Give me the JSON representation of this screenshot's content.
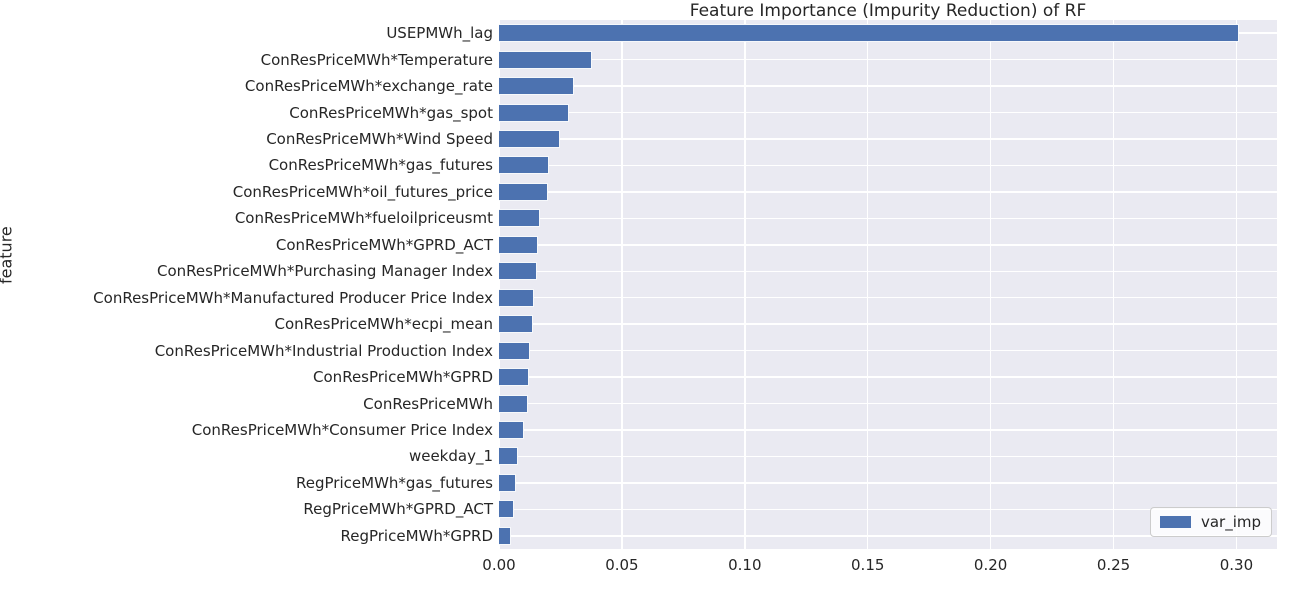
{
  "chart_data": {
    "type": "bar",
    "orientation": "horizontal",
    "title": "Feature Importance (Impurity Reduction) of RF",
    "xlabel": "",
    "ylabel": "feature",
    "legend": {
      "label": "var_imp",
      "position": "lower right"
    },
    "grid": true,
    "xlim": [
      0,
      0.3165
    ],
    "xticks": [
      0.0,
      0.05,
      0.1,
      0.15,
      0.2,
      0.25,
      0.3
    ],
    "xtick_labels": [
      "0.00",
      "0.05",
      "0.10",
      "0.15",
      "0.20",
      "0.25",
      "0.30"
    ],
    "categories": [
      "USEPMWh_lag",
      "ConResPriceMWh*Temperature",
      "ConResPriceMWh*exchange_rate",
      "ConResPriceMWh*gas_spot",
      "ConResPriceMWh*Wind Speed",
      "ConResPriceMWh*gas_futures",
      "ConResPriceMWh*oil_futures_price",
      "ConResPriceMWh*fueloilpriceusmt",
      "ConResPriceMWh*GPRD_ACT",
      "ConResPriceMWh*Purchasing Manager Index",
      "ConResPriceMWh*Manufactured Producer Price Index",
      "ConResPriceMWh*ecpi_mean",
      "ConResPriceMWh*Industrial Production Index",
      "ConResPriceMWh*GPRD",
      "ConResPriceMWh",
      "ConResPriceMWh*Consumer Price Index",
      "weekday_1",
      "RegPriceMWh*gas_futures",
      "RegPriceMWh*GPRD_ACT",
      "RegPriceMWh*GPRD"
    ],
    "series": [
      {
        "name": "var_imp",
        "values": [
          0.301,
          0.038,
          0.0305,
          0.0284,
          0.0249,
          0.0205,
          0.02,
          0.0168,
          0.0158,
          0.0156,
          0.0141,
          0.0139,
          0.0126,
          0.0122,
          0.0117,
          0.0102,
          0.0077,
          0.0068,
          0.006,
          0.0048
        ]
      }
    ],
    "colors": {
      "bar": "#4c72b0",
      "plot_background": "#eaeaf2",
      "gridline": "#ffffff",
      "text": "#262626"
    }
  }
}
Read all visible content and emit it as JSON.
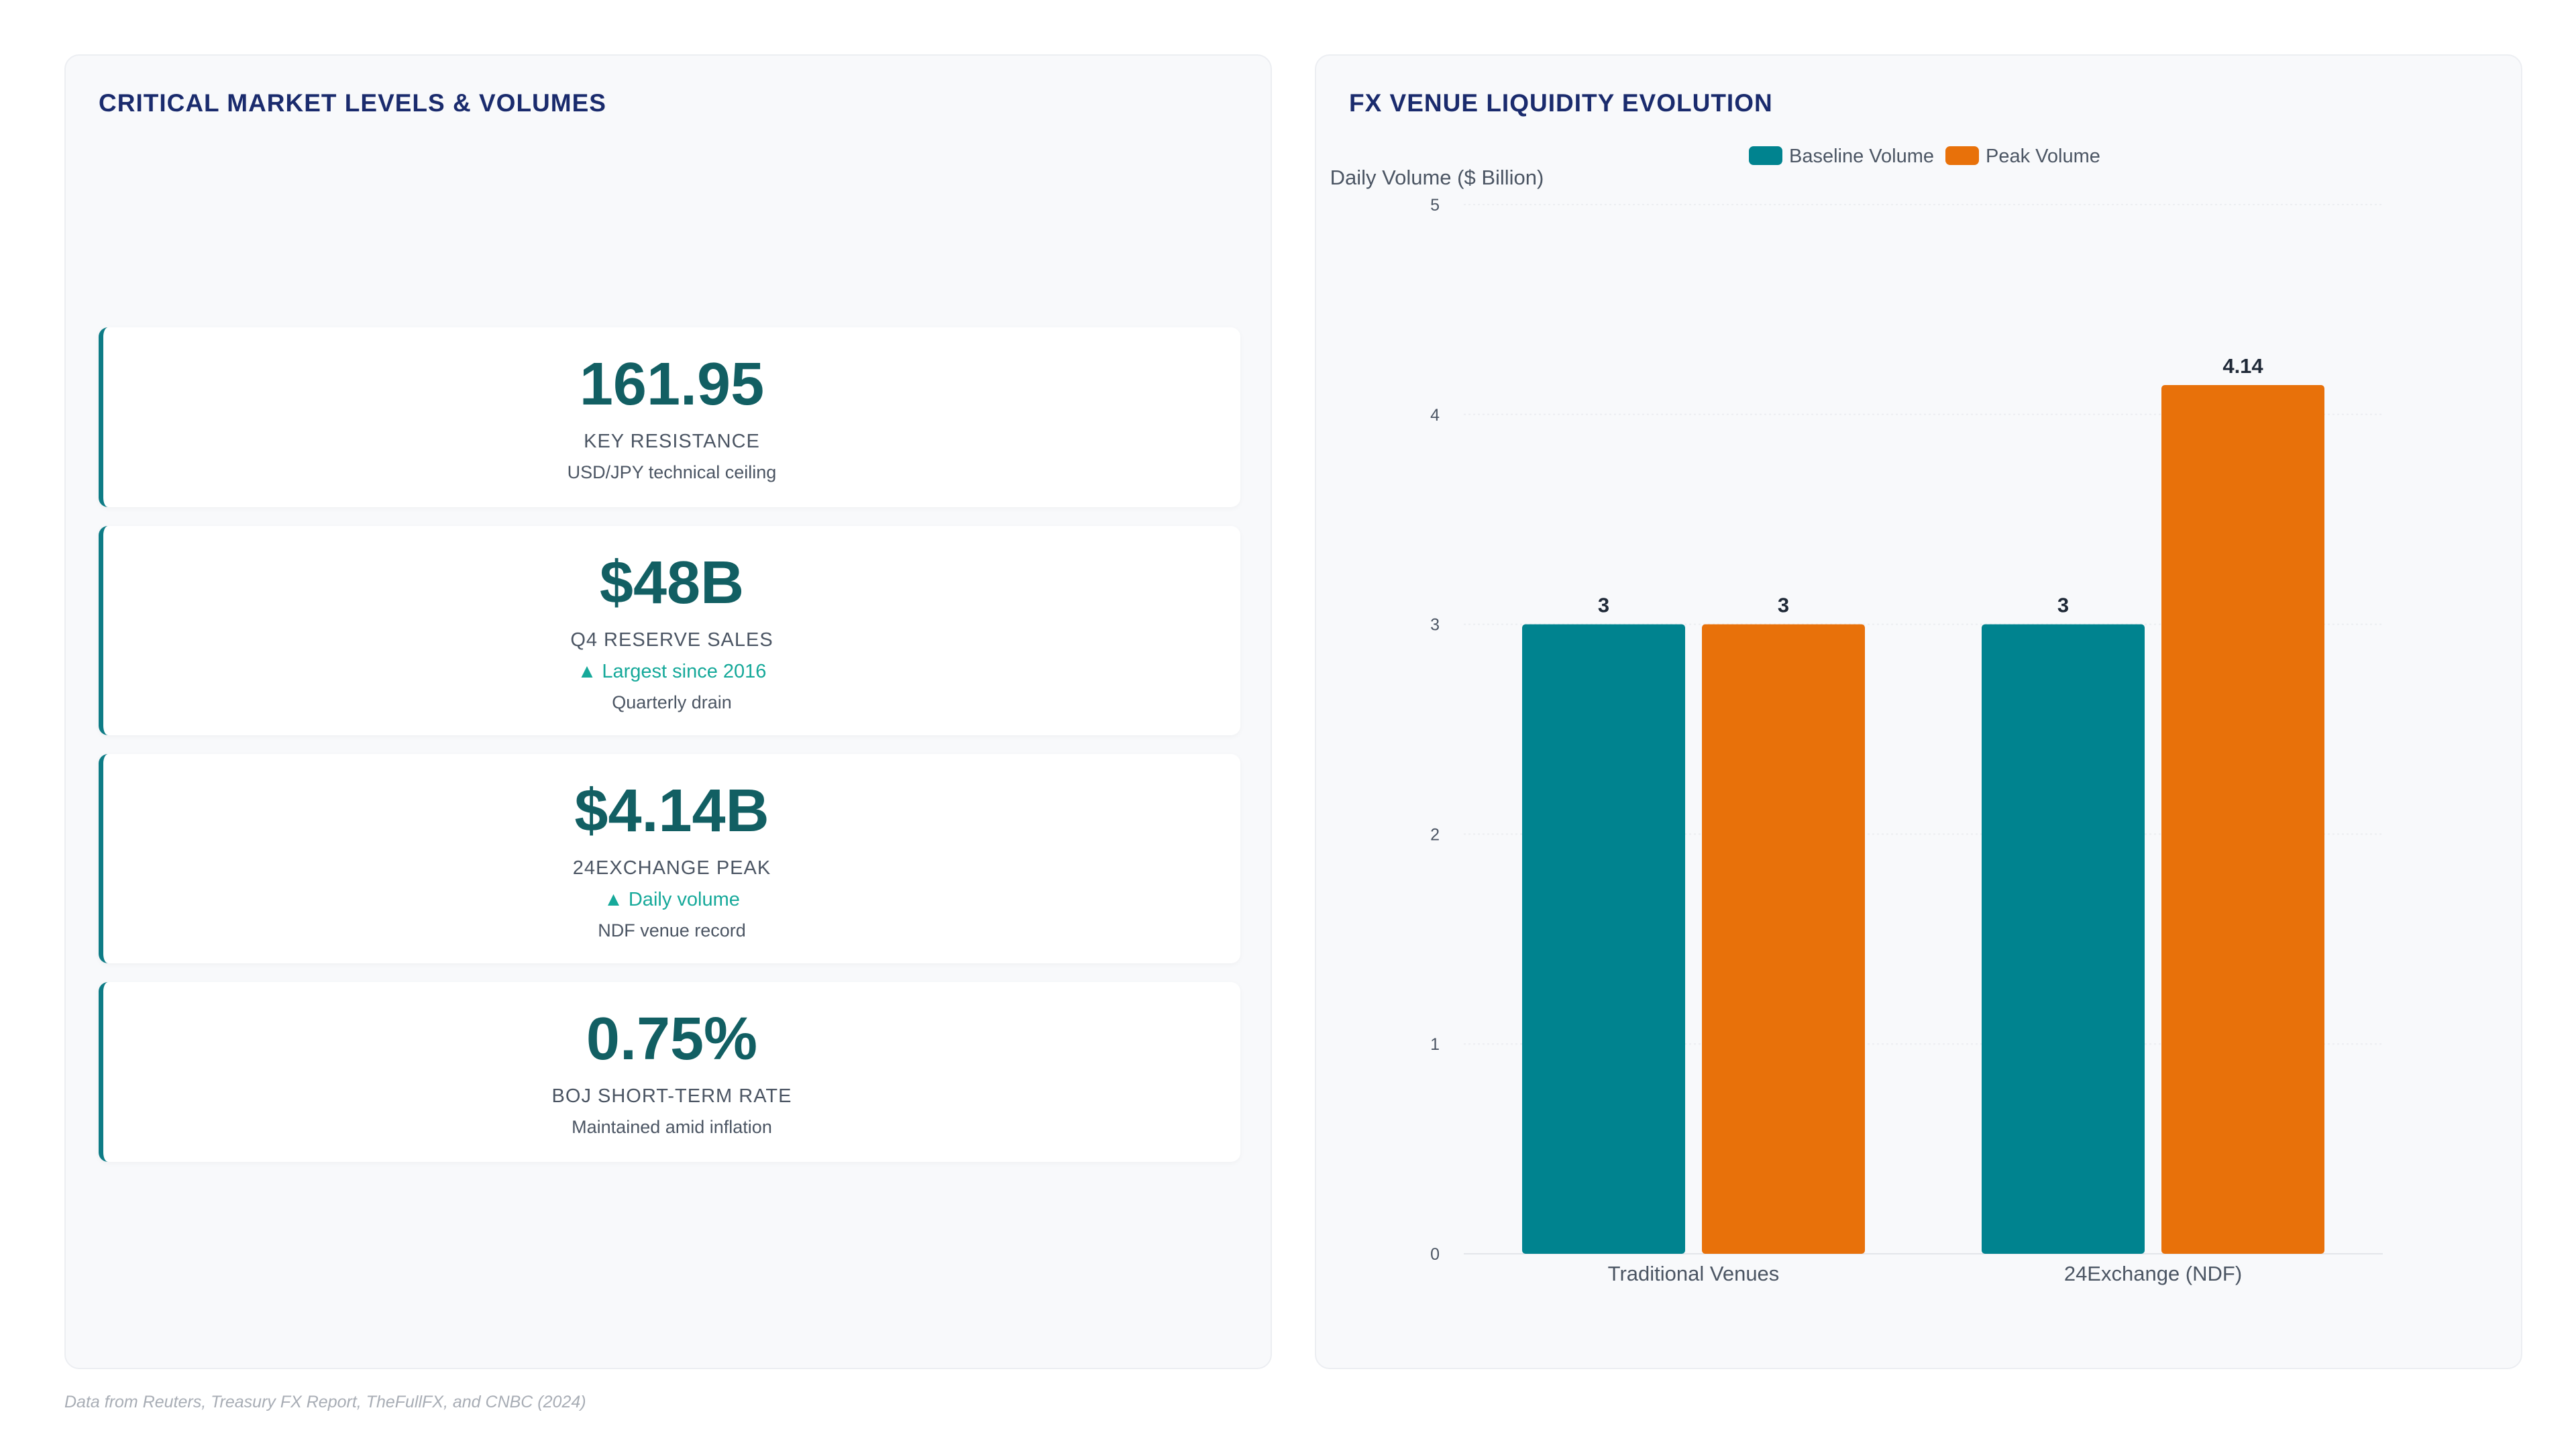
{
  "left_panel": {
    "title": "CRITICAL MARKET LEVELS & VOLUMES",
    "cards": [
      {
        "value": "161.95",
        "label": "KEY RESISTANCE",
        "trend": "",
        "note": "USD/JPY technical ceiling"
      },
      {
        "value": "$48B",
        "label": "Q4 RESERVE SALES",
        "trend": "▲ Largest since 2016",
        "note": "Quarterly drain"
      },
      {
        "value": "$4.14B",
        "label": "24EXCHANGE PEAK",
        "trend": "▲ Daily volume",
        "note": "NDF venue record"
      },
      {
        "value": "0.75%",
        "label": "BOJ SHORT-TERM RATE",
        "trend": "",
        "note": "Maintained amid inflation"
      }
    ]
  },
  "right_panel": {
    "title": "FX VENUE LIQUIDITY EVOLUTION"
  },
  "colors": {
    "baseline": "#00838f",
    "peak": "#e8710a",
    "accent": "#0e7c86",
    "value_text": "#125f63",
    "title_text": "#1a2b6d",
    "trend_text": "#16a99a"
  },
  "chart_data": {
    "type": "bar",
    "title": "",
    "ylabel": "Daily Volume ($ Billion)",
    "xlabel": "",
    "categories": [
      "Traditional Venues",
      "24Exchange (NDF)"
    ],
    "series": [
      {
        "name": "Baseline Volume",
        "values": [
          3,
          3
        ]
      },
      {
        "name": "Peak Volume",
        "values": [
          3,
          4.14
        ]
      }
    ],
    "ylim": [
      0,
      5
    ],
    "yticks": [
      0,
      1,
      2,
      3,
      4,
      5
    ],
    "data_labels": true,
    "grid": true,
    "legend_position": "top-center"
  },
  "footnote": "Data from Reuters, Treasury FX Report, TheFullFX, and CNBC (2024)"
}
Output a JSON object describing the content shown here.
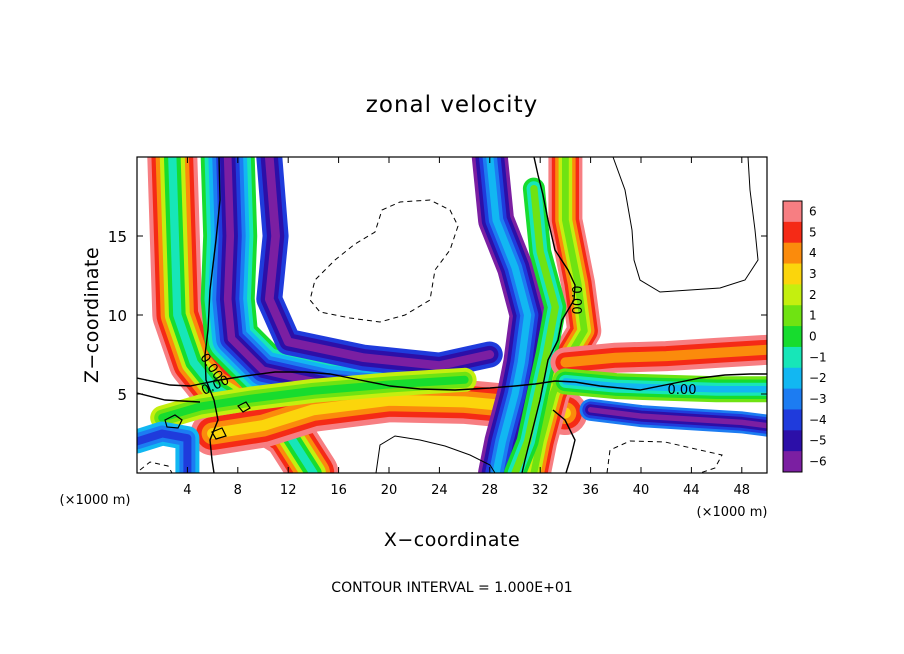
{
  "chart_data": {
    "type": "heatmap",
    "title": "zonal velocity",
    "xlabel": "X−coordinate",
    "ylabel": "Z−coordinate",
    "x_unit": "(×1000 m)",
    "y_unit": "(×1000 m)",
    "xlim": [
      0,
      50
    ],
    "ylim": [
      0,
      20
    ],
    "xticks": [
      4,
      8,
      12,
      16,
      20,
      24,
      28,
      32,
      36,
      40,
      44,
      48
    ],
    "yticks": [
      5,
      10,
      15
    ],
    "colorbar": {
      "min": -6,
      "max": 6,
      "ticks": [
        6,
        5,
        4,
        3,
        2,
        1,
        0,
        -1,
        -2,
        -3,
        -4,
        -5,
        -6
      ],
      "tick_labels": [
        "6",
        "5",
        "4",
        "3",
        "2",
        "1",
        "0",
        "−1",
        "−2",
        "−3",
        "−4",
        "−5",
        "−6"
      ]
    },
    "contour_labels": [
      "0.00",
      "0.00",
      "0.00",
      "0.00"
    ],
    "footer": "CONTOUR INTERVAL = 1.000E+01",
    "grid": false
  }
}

◇ ◇ ◇

◆ **Set exercise**
Reproduce the entries above word for word. Pictures stay out.

◆ **Solution to this task**
Give me the JSON representation of this screenshot's content.
{
  "chart_data": {
    "type": "bar",
    "orientation": "horizontal",
    "title": "Feature Importance (Impurity Reduction) of RF",
    "xlabel": "",
    "ylabel": "feature",
    "legend": {
      "label": "var_imp",
      "position": "lower right"
    },
    "grid": true,
    "xlim": [
      0,
      0.3165
    ],
    "xticks": [
      0.0,
      0.05,
      0.1,
      0.15,
      0.2,
      0.25,
      0.3
    ],
    "xtick_labels": [
      "0.00",
      "0.05",
      "0.10",
      "0.15",
      "0.20",
      "0.25",
      "0.30"
    ],
    "categories": [
      "USEPMWh_lag",
      "ConResPriceMWh*Temperature",
      "ConResPriceMWh*exchange_rate",
      "ConResPriceMWh*gas_spot",
      "ConResPriceMWh*Wind Speed",
      "ConResPriceMWh*gas_futures",
      "ConResPriceMWh*oil_futures_price",
      "ConResPriceMWh*fueloilpriceusmt",
      "ConResPriceMWh*GPRD_ACT",
      "ConResPriceMWh*Purchasing Manager Index",
      "ConResPriceMWh*Manufactured Producer Price Index",
      "ConResPriceMWh*ecpi_mean",
      "ConResPriceMWh*Industrial Production Index",
      "ConResPriceMWh*GPRD",
      "ConResPriceMWh",
      "ConResPriceMWh*Consumer Price Index",
      "weekday_1",
      "RegPriceMWh*gas_futures",
      "RegPriceMWh*GPRD_ACT",
      "RegPriceMWh*GPRD"
    ],
    "series": [
      {
        "name": "var_imp",
        "values": [
          0.301,
          0.038,
          0.0305,
          0.0284,
          0.0249,
          0.0205,
          0.02,
          0.0168,
          0.0158,
          0.0156,
          0.0141,
          0.0139,
          0.0126,
          0.0122,
          0.0117,
          0.0102,
          0.0077,
          0.0068,
          0.006,
          0.0048
        ]
      }
    ],
    "colors": {
      "bar": "#4c72b0",
      "plot_background": "#eaeaf2",
      "gridline": "#ffffff",
      "text": "#262626"
    }
  }
}
Read all visible content and emit it as JSON.
{
  "left_panel": {
    "title": "CRITICAL MARKET LEVELS & VOLUMES",
    "cards": [
      {
        "value": "161.95",
        "label": "KEY RESISTANCE",
        "trend": "",
        "note": "USD/JPY technical ceiling"
      },
      {
        "value": "$48B",
        "label": "Q4 RESERVE SALES",
        "trend": "▲ Largest since 2016",
        "note": "Quarterly drain"
      },
      {
        "value": "$4.14B",
        "label": "24EXCHANGE PEAK",
        "trend": "▲ Daily volume",
        "note": "NDF venue record"
      },
      {
        "value": "0.75%",
        "label": "BOJ SHORT-TERM RATE",
        "trend": "",
        "note": "Maintained amid inflation"
      }
    ]
  },
  "right_panel": {
    "title": "FX VENUE LIQUIDITY EVOLUTION"
  },
  "colors": {
    "baseline": "#00838f",
    "peak": "#e8710a",
    "accent": "#0e7c86",
    "value_text": "#125f63",
    "title_text": "#1a2b6d",
    "trend_text": "#16a99a"
  },
  "chart_data": {
    "type": "bar",
    "title": "",
    "ylabel": "Daily Volume ($ Billion)",
    "xlabel": "",
    "categories": [
      "Traditional Venues",
      "24Exchange (NDF)"
    ],
    "series": [
      {
        "name": "Baseline Volume",
        "values": [
          3,
          3
        ]
      },
      {
        "name": "Peak Volume",
        "values": [
          3,
          4.14
        ]
      }
    ],
    "ylim": [
      0,
      5
    ],
    "yticks": [
      0,
      1,
      2,
      3,
      4,
      5
    ],
    "data_labels": true,
    "grid": true,
    "legend_position": "top-center"
  },
  "footnote": "Data from Reuters, Treasury FX Report, TheFullFX, and CNBC (2024)"
}
Output a JSON object describing the content shown here.
{
  "chart_data": {
    "type": "heatmap",
    "title": "zonal velocity",
    "xlabel": "X−coordinate",
    "ylabel": "Z−coordinate",
    "x_unit": "(×1000 m)",
    "y_unit": "(×1000 m)",
    "xlim": [
      0,
      50
    ],
    "ylim": [
      0,
      20
    ],
    "xticks": [
      4,
      8,
      12,
      16,
      20,
      24,
      28,
      32,
      36,
      40,
      44,
      48
    ],
    "yticks": [
      5,
      10,
      15
    ],
    "colorbar": {
      "min": -6,
      "max": 6,
      "ticks": [
        6,
        5,
        4,
        3,
        2,
        1,
        0,
        -1,
        -2,
        -3,
        -4,
        -5,
        -6
      ],
      "tick_labels": [
        "6",
        "5",
        "4",
        "3",
        "2",
        "1",
        "0",
        "−1",
        "−2",
        "−3",
        "−4",
        "−5",
        "−6"
      ]
    },
    "contour_labels": [
      "0.00",
      "0.00",
      "0.00",
      "0.00"
    ],
    "footer": "CONTOUR INTERVAL = 1.000E+01",
    "grid": false
  }
}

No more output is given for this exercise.